(Collected data)
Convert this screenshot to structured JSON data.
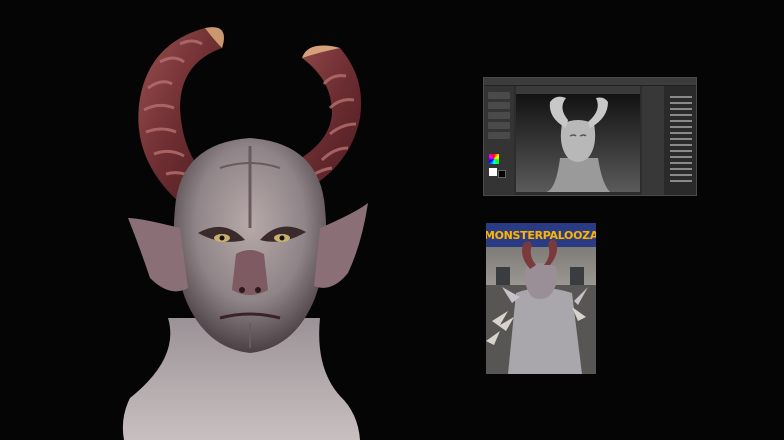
{
  "photo": {
    "banner_text": "MONSTERPALOOZA"
  },
  "colors": {
    "background": "#050505",
    "horn": "#7a3a3c",
    "skin": "#a49aa0",
    "banner_blue": "#2a3b86",
    "banner_text": "#f2b514"
  },
  "icons": {
    "bust": "demon-bust-image",
    "zbrush": "zbrush-screenshot-image",
    "photo": "costume-photo-image"
  }
}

DIRECTION: Reproduce the whole listing above word for word, but not its pictures.

SOLUTION TO THIS EXERCISE:
Convert this screenshot to structured JSON data.
{
  "photo": {
    "banner_text": "MONSTERPALOOZA"
  },
  "colors": {
    "background": "#050505",
    "horn": "#7a3a3c",
    "skin": "#a49aa0",
    "banner_blue": "#2a3b86",
    "banner_text": "#f2b514"
  },
  "icons": {
    "bust": "demon-bust-image",
    "zbrush": "zbrush-screenshot-image",
    "photo": "costume-photo-image"
  }
}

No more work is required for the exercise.